* START Data supplied *

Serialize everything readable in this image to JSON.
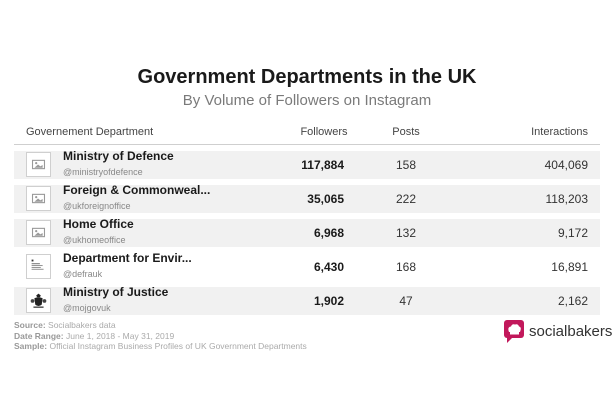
{
  "chart_data": {
    "type": "table",
    "title": "Government Departments in the UK",
    "subtitle": "By Volume of Followers on Instagram",
    "columns": [
      "Governement Department",
      "Followers",
      "Posts",
      "Interactions"
    ],
    "rows": [
      {
        "name": "Ministry of Defence",
        "handle": "@ministryofdefence",
        "followers": "117,884",
        "posts": "158",
        "interactions": "404,069",
        "logo": "placeholder-image-icon"
      },
      {
        "name": "Foreign & Commonweal...",
        "handle": "@ukforeignoffice",
        "followers": "35,065",
        "posts": "222",
        "interactions": "118,203",
        "logo": "placeholder-image-icon"
      },
      {
        "name": "Home Office",
        "handle": "@ukhomeoffice",
        "followers": "6,968",
        "posts": "132",
        "interactions": "9,172",
        "logo": "placeholder-image-icon"
      },
      {
        "name": "Department for Envir...",
        "handle": "@defrauk",
        "followers": "6,430",
        "posts": "168",
        "interactions": "16,891",
        "logo": "defra-crest-icon"
      },
      {
        "name": "Ministry of Justice",
        "handle": "@mojgovuk",
        "followers": "1,902",
        "posts": "47",
        "interactions": "2,162",
        "logo": "royal-coat-of-arms-icon"
      }
    ]
  },
  "footer": {
    "source_label": "Source:",
    "source_value": "Socialbakers data",
    "range_label": "Date Range:",
    "range_value": "June 1, 2018 - May 31, 2019",
    "sample_label": "Sample:",
    "sample_value": "Official Instagram Business Profiles of UK Government Departments"
  },
  "brand": {
    "name": "socialbakers",
    "color": "#c2185b"
  },
  "colors": {
    "row_shade": "#f1f1f1"
  }
}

* END Data supplied *

Review the preceding data and report every line that includes the string "Departments".

Result for this exercise
    "title": "Government Departments in the UK",
    "sample_value": "Official Instagram Business Profiles of UK Government Departments"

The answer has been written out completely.